▶ **OBJECTIVE**
Repeat every line below exactly as it reads.

Collected data entries
········

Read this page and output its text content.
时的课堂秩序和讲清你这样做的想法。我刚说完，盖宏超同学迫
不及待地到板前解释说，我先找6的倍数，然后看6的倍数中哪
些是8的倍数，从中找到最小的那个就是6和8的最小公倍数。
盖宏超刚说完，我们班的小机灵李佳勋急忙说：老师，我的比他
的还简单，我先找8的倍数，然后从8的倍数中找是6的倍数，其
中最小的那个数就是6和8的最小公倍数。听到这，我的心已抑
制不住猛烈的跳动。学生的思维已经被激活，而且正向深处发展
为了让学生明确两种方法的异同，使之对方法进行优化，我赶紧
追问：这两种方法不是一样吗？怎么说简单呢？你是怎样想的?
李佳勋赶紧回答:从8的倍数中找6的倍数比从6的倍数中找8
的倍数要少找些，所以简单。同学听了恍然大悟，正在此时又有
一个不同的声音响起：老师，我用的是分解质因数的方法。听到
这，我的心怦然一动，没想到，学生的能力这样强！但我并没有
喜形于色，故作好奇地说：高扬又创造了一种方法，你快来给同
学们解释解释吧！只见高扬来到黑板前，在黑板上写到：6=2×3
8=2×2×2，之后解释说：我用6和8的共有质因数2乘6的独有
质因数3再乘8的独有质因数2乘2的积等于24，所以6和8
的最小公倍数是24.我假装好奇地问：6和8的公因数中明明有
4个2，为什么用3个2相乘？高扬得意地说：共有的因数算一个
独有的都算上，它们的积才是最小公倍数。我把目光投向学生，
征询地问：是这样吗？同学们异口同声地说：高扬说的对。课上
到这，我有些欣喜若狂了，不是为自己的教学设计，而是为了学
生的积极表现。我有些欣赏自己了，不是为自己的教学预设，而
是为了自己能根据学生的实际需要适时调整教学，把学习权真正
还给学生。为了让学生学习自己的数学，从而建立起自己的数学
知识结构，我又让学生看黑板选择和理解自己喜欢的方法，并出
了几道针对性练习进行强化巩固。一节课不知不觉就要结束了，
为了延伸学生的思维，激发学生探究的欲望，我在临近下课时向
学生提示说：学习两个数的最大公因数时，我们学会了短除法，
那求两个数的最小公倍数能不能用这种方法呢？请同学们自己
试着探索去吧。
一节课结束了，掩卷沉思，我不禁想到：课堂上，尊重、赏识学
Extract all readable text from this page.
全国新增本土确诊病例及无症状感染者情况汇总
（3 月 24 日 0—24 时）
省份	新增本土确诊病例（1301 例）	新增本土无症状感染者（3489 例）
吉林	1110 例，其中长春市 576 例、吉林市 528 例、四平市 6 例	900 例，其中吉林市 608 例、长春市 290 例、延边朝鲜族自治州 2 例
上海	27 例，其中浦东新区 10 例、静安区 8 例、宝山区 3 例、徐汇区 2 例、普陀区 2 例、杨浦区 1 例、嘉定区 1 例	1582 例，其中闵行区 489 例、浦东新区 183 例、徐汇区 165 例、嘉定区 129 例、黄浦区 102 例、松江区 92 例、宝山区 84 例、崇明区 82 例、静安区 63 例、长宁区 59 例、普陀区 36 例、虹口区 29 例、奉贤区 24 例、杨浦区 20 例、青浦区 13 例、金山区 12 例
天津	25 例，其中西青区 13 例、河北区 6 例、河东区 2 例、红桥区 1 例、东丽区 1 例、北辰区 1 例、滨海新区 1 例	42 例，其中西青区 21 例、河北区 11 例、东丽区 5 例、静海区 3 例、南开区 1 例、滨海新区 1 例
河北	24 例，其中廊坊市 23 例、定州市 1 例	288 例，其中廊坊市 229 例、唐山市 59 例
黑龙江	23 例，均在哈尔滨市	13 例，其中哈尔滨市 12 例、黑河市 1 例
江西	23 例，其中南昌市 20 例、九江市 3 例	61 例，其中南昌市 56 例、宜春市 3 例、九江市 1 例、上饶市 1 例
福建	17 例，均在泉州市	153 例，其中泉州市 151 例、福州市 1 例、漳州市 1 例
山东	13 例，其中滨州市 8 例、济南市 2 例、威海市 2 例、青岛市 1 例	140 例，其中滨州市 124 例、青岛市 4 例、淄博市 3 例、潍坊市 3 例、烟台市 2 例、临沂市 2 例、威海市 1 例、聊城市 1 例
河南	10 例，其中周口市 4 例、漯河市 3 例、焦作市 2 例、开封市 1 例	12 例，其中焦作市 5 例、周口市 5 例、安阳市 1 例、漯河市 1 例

········

▶ **WRITTEN RESPONSE**
Read this page and output its text content.
时的课堂秩序和讲清你这样做的想法。我刚说完，盖宏超同学迫
不及待地到板前解释说，我先找6的倍数，然后看6的倍数中哪
些是8的倍数，从中找到最小的那个就是6和8的最小公倍数。
盖宏超刚说完，我们班的小机灵李佳勋急忙说：老师，我的比他
的还简单，我先找8的倍数，然后从8的倍数中找是6的倍数，其
中最小的那个数就是6和8的最小公倍数。听到这，我的心已抑
制不住猛烈的跳动。学生的思维已经被激活，而且正向深处发展
为了让学生明确两种方法的异同，使之对方法进行优化，我赶紧
追问：这两种方法不是一样吗？怎么说简单呢？你是怎样想的?
李佳勋赶紧回答:从8的倍数中找6的倍数比从6的倍数中找8
的倍数要少找些，所以简单。同学听了恍然大悟，正在此时又有
一个不同的声音响起：老师，我用的是分解质因数的方法。听到
这，我的心怦然一动，没想到，学生的能力这样强！但我并没有
喜形于色，故作好奇地说：高扬又创造了一种方法，你快来给同
学们解释解释吧！只见高扬来到黑板前，在黑板上写到：6=2×3
8=2×2×2，之后解释说：我用6和8的共有质因数2乘6的独有
质因数3再乘8的独有质因数2乘2的积等于24，所以6和8
的最小公倍数是24.我假装好奇地问：6和8的公因数中明明有
4个2，为什么用3个2相乘？高扬得意地说：共有的因数算一个
独有的都算上，它们的积才是最小公倍数。我把目光投向学生，
征询地问：是这样吗？同学们异口同声地说：高扬说的对。课上
到这，我有些欣喜若狂了，不是为自己的教学设计，而是为了学
生的积极表现。我有些欣赏自己了，不是为自己的教学预设，而
是为了自己能根据学生的实际需要适时调整教学，把学习权真正
还给学生。为了让学生学习自己的数学，从而建立起自己的数学
知识结构，我又让学生看黑板选择和理解自己喜欢的方法，并出
了几道针对性练习进行强化巩固。一节课不知不觉就要结束了，
为了延伸学生的思维，激发学生探究的欲望，我在临近下课时向
学生提示说：学习两个数的最大公因数时，我们学会了短除法，
那求两个数的最小公倍数能不能用这种方法呢？请同学们自己
试着探索去吧。
一节课结束了，掩卷沉思，我不禁想到：课堂上，尊重、赏识学
Extract all readable text from this page.
全国新增本土确诊病例及无症状感染者情况汇总
（3 月 24 日 0—24 时）
省份	新增本土确诊病例（1301 例）	新增本土无症状感染者（3489 例）
吉林	1110 例，其中长春市 576 例、吉林市 528 例、四平市 6 例	900 例，其中吉林市 608 例、长春市 290 例、延边朝鲜族自治州 2 例
上海	27 例，其中浦东新区 10 例、静安区 8 例、宝山区 3 例、徐汇区 2 例、普陀区 2 例、杨浦区 1 例、嘉定区 1 例	1582 例，其中闵行区 489 例、浦东新区 183 例、徐汇区 165 例、嘉定区 129 例、黄浦区 102 例、松江区 92 例、宝山区 84 例、崇明区 82 例、静安区 63 例、长宁区 59 例、普陀区 36 例、虹口区 29 例、奉贤区 24 例、杨浦区 20 例、青浦区 13 例、金山区 12 例
天津	25 例，其中西青区 13 例、河北区 6 例、河东区 2 例、红桥区 1 例、东丽区 1 例、北辰区 1 例、滨海新区 1 例	42 例，其中西青区 21 例、河北区 11 例、东丽区 5 例、静海区 3 例、南开区 1 例、滨海新区 1 例
河北	24 例，其中廊坊市 23 例、定州市 1 例	288 例，其中廊坊市 229 例、唐山市 59 例
黑龙江	23 例，均在哈尔滨市	13 例，其中哈尔滨市 12 例、黑河市 1 例
江西	23 例，其中南昌市 20 例、九江市 3 例	61 例，其中南昌市 56 例、宜春市 3 例、九江市 1 例、上饶市 1 例
福建	17 例，均在泉州市	153 例，其中泉州市 151 例、福州市 1 例、漳州市 1 例
山东	13 例，其中滨州市 8 例、济南市 2 例、威海市 2 例、青岛市 1 例	140 例，其中滨州市 124 例、青岛市 4 例、淄博市 3 例、潍坊市 3 例、烟台市 2 例、临沂市 2 例、威海市 1 例、聊城市 1 例
河南	10 例，其中周口市 4 例、漯河市 3 例、焦作市 2 例、开封市 1 例	12 例，其中焦作市 5 例、周口市 5 例、安阳市 1 例、漯河市 1 例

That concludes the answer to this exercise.